### Task objective
In the listing that follows, count each line where the word "辆甲种客车与" appears; write nothing but the count.
━━━ Extracted records
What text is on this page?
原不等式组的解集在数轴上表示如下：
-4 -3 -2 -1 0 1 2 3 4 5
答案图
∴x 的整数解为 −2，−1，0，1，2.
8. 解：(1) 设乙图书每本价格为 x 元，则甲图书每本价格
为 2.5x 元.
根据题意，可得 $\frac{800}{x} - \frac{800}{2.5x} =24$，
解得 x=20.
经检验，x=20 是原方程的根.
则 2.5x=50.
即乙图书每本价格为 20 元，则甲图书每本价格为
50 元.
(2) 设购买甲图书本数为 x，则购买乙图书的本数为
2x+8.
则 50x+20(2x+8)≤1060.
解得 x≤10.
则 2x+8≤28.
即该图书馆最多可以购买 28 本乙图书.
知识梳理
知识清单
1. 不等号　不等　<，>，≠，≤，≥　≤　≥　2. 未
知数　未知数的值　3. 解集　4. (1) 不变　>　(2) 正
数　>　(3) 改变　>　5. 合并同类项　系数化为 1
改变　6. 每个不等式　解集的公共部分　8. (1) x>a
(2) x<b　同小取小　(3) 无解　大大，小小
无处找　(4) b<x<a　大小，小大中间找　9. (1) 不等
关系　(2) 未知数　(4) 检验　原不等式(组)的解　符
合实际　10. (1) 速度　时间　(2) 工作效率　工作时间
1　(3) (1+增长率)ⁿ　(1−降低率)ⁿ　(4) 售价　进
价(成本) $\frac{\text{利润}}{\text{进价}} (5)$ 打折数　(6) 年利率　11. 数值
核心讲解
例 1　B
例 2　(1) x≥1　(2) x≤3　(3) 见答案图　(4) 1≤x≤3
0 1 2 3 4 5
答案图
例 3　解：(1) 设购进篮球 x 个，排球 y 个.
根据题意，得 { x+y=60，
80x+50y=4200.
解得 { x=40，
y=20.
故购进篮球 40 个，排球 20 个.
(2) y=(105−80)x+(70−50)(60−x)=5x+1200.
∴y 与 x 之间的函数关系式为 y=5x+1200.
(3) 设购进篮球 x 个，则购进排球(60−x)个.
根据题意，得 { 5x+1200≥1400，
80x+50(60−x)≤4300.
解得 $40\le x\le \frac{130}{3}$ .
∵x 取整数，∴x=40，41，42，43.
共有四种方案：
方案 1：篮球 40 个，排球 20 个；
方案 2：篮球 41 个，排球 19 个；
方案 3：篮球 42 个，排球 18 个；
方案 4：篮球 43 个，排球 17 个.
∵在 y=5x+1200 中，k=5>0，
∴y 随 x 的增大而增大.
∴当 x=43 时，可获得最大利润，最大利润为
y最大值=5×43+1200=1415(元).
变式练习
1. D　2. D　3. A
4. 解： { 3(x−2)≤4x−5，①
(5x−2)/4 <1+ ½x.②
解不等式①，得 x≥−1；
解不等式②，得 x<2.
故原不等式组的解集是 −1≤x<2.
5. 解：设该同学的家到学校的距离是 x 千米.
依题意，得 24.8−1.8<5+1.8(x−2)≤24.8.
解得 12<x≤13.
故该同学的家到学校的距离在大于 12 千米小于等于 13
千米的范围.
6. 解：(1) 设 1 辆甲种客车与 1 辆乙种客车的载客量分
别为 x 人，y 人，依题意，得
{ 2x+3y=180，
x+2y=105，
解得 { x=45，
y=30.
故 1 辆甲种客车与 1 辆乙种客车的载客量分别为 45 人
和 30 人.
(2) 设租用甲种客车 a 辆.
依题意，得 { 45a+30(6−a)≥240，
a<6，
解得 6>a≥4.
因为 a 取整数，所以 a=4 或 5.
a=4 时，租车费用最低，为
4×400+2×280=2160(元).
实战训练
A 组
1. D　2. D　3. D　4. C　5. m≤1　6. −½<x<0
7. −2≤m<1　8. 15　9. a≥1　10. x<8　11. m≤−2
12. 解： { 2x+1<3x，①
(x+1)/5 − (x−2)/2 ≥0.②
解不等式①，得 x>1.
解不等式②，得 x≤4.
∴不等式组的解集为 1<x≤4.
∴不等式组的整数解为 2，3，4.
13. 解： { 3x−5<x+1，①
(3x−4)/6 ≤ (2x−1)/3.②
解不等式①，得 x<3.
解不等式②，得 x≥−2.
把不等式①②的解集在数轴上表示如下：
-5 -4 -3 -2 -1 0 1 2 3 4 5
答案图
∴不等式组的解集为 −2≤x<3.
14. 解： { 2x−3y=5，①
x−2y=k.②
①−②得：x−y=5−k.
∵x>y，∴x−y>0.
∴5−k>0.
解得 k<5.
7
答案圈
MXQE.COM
━━━━━━
### Solution for this exercise
2